[Source data]
•••••

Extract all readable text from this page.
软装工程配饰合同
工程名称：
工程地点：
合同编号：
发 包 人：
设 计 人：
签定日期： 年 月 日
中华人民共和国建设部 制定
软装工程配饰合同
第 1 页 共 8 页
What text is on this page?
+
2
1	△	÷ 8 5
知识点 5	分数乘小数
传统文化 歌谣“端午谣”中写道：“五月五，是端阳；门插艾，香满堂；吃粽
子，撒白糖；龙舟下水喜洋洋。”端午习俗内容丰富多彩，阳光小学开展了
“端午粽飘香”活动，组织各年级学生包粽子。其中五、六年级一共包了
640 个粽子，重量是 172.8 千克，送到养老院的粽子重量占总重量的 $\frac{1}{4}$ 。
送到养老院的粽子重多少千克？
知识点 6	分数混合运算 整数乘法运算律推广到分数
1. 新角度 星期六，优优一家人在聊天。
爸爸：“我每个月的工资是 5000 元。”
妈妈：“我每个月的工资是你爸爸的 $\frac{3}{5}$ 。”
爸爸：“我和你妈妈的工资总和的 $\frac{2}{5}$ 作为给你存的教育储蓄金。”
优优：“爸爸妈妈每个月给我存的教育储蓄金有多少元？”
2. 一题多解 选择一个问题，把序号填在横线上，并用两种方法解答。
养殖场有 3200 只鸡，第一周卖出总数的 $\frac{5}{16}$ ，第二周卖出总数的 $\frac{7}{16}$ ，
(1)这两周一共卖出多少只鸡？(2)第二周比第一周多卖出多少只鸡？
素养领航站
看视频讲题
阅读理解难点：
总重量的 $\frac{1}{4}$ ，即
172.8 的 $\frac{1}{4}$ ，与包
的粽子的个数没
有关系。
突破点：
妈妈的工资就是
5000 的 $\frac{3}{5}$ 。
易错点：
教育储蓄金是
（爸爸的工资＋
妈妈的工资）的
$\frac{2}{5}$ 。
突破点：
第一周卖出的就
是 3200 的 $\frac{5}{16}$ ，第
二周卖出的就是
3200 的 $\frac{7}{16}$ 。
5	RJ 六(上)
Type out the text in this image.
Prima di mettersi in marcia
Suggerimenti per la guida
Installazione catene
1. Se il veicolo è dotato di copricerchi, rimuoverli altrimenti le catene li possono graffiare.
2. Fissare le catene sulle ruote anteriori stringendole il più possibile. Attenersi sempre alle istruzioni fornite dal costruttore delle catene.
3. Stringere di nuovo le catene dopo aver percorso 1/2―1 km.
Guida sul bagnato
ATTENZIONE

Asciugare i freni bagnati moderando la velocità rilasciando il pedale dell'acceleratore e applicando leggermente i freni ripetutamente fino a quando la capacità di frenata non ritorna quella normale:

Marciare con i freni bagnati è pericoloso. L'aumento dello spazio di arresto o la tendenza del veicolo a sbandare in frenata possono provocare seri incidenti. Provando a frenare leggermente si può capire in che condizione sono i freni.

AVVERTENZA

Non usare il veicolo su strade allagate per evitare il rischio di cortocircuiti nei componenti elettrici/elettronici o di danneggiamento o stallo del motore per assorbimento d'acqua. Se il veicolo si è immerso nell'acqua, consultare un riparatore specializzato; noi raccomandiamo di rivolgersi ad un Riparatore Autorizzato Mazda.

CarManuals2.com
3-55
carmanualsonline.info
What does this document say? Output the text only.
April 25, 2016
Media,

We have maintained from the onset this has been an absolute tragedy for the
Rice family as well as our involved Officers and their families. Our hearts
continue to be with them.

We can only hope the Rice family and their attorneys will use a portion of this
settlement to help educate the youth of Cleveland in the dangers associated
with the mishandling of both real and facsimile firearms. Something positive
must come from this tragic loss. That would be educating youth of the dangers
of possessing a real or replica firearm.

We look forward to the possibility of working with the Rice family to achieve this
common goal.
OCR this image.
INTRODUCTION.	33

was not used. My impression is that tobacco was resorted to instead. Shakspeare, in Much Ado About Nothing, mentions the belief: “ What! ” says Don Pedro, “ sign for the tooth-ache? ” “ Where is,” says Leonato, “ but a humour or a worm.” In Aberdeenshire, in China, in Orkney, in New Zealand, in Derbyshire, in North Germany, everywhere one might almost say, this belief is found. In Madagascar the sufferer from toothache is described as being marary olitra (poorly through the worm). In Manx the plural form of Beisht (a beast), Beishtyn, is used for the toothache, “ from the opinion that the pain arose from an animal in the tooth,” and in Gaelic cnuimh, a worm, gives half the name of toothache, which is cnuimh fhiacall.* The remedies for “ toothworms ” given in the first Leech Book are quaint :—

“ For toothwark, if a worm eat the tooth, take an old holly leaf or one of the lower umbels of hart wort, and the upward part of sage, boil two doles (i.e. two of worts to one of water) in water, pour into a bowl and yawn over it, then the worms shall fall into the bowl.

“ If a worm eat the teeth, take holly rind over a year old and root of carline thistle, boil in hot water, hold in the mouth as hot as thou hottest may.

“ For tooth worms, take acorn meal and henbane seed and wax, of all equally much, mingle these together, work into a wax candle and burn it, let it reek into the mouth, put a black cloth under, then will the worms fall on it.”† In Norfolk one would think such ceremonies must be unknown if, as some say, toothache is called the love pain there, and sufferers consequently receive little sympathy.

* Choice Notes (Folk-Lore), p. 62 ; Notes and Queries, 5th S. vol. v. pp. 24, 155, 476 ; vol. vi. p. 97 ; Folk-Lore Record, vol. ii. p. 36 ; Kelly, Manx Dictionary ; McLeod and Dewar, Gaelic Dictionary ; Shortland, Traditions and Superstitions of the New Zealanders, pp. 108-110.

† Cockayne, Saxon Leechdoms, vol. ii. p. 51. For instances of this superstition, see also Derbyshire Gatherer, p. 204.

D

•••••

Goal: Wherever "frenata" shows up in a line, copy that line.

Answer to this exercise:
Asciugare i freni bagnati moderando la velocità rilasciando il pedale dell'acceleratore e applicando leggermente i freni ripetutamente fino a quando la capacità di frenata non ritorna quella normale:
Marciare con i freni bagnati è pericoloso. L'aumento dello spazio di arresto o la tendenza del veicolo a sbandare in frenata possono provocare seri incidenti. Provando a frenare leggermente si può capire in che condizione sono i freni.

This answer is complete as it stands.